Source material
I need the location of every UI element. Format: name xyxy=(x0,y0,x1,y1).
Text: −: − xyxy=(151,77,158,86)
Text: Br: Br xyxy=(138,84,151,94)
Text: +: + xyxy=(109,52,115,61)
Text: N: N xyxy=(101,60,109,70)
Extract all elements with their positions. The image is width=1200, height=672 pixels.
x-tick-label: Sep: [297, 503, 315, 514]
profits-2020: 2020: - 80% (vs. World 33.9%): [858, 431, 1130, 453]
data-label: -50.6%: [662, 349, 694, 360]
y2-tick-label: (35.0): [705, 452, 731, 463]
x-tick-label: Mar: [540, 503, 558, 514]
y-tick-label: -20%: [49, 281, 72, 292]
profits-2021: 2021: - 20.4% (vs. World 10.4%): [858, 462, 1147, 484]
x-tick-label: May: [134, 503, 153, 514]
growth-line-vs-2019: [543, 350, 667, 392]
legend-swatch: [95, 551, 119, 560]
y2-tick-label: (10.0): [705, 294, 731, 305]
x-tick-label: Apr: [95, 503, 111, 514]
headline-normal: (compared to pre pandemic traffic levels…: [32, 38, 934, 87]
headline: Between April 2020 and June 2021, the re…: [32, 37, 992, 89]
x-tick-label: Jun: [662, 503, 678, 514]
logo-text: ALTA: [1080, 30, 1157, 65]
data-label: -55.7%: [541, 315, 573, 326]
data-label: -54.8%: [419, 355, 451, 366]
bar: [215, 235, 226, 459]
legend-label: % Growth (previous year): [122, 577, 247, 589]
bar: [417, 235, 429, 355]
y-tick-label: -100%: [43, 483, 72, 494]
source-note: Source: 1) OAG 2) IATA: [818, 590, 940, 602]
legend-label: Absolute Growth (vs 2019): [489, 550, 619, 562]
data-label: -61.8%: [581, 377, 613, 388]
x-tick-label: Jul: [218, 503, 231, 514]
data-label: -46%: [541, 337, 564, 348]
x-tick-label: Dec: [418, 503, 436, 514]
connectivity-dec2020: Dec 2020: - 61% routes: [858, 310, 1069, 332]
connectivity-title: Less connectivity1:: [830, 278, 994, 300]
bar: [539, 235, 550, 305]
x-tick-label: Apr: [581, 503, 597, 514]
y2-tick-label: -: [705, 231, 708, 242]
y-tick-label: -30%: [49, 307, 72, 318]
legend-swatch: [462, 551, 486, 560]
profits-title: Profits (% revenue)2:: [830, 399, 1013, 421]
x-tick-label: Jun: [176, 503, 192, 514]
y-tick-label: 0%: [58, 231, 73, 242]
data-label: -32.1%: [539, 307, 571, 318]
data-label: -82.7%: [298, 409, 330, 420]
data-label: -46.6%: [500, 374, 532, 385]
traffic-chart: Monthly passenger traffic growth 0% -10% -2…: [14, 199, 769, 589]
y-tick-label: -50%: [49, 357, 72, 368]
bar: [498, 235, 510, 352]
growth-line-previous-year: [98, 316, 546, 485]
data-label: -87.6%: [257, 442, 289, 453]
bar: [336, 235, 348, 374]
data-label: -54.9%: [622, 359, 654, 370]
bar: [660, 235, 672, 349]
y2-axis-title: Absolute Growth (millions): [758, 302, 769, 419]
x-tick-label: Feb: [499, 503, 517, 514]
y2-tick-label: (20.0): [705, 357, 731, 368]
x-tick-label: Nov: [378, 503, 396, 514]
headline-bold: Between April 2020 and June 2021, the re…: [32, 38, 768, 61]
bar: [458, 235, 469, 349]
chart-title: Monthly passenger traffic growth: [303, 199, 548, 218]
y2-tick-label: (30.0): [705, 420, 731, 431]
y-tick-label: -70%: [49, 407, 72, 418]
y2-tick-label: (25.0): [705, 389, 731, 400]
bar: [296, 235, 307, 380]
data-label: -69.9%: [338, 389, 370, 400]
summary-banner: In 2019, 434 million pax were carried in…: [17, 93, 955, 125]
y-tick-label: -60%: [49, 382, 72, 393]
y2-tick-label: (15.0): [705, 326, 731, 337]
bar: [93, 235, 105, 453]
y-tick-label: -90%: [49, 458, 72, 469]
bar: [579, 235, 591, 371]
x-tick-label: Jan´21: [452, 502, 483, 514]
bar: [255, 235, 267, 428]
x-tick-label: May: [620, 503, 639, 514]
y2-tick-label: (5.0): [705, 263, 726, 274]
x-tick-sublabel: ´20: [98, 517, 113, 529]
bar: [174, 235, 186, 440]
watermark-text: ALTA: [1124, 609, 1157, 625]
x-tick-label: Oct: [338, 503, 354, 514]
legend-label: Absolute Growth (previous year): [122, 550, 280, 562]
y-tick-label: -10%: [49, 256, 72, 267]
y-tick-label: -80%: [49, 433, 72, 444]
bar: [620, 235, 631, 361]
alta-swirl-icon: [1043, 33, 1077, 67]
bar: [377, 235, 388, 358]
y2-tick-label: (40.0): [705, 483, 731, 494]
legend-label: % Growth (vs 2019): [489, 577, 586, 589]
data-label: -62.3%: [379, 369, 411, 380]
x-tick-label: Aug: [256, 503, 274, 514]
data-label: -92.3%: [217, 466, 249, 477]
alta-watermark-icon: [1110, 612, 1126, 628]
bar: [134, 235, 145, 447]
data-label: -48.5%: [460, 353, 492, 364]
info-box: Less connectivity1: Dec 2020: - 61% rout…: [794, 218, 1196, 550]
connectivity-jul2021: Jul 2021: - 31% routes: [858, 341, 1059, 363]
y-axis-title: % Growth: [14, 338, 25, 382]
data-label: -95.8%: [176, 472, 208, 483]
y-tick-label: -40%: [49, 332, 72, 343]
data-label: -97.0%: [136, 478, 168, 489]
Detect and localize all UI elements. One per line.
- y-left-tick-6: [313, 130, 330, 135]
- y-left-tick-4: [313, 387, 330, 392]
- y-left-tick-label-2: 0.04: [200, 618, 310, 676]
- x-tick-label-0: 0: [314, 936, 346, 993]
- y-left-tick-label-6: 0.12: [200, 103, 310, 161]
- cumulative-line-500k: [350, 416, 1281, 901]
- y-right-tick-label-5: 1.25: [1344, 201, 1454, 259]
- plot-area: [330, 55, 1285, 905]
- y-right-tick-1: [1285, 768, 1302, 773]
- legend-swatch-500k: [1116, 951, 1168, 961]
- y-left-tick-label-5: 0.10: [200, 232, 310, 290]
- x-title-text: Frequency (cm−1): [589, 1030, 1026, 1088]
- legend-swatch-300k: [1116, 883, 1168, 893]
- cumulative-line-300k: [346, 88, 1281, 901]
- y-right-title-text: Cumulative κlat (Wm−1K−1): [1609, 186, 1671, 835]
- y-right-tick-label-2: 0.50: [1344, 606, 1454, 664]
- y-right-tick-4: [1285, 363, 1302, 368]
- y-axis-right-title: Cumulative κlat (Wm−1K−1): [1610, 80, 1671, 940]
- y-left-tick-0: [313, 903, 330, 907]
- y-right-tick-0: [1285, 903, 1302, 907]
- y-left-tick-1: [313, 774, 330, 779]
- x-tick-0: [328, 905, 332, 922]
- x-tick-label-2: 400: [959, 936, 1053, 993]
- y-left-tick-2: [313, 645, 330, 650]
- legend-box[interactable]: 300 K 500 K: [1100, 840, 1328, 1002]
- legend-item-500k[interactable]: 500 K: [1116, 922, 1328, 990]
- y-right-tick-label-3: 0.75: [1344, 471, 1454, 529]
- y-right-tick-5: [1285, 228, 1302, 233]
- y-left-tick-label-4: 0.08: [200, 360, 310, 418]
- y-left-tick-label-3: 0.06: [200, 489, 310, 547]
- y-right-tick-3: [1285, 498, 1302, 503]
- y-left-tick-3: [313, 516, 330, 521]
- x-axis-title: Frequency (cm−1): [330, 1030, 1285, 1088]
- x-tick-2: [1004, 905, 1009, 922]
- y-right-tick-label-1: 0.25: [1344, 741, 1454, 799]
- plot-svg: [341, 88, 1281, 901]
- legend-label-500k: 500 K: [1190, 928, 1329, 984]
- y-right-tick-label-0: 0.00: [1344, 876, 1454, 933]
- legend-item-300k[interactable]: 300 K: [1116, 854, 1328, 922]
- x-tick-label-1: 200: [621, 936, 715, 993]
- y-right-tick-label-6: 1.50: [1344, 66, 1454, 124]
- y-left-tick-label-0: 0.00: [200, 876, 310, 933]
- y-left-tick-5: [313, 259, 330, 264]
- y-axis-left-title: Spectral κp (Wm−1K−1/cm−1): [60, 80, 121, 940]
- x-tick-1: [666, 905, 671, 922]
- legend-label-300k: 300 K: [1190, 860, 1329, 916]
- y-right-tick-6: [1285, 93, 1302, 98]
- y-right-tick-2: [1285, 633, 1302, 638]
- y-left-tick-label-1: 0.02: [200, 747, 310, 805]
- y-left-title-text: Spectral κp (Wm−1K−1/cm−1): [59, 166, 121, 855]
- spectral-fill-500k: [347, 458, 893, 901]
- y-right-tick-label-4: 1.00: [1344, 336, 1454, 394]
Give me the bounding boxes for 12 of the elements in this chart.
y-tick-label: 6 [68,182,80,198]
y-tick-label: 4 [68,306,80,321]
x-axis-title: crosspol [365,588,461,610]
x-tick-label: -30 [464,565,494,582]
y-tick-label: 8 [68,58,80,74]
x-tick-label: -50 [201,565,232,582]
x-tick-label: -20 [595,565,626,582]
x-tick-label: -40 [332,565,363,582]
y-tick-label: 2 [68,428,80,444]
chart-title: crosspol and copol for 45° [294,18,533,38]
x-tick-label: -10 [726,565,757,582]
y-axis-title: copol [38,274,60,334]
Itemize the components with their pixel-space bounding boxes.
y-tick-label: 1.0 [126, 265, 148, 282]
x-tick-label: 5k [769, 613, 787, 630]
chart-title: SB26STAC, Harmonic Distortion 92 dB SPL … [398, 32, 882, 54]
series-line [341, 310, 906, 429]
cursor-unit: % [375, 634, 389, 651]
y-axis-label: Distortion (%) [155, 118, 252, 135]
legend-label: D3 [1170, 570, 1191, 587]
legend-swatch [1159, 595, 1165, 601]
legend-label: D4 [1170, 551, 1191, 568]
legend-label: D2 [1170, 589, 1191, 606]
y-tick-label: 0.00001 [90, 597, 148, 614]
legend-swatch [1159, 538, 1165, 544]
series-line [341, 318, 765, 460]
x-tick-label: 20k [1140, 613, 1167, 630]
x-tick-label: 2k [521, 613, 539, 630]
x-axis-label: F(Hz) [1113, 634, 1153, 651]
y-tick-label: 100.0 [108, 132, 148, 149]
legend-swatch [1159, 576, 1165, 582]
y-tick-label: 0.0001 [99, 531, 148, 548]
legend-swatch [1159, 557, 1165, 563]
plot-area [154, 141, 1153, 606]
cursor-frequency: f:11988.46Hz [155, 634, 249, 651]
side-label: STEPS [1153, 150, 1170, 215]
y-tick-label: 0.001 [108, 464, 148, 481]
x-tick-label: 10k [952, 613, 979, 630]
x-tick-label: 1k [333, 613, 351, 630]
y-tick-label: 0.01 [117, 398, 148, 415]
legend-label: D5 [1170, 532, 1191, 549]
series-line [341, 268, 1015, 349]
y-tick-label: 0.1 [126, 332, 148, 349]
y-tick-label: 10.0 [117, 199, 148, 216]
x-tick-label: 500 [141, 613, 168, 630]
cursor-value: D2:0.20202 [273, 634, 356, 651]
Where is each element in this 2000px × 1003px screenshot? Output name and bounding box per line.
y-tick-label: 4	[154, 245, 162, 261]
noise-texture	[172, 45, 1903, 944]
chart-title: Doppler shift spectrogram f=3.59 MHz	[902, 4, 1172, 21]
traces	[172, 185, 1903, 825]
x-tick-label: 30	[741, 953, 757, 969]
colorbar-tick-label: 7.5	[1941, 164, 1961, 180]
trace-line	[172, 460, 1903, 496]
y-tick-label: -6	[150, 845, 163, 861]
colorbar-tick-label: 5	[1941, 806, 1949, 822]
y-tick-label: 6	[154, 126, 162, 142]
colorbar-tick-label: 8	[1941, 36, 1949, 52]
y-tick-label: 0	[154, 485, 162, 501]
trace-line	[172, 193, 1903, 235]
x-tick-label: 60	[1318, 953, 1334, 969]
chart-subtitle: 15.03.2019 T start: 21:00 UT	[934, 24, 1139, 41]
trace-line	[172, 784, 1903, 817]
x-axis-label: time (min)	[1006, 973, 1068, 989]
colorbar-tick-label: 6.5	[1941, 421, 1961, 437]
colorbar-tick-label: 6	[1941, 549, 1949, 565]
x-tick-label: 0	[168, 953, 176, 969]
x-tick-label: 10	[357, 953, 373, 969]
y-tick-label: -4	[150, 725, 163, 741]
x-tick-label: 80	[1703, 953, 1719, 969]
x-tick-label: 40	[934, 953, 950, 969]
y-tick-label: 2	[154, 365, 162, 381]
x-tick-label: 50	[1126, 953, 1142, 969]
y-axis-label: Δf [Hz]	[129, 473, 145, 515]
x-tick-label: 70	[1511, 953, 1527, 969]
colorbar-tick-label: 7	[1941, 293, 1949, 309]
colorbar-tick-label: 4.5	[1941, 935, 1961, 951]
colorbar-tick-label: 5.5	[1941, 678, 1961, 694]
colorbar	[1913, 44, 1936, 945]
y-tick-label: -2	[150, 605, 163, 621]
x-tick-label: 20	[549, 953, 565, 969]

Job
Starting at the top of the data and ending at the line containing "Extract all elements", output those lines as a Markdown table. Use the columns No. and Text, giving each line a row number and leaving out blank lines.

Exercise answer
| No. | Text |
|---|---|
| 1 | I need the location of every UI element. Format: name xyxy=(x0,y0,x1,y1). |
| 2 | Text: −: − xyxy=(151,77,158,86) |
| 3 | Text: Br: Br xyxy=(138,84,151,94) |
| 4 | Text: +: + xyxy=(109,52,115,61) |
| 5 | Text: N: N xyxy=(101,60,109,70) |
| 6 | Extract all elements with their positions. The image is width=1200, height=672 pixels. |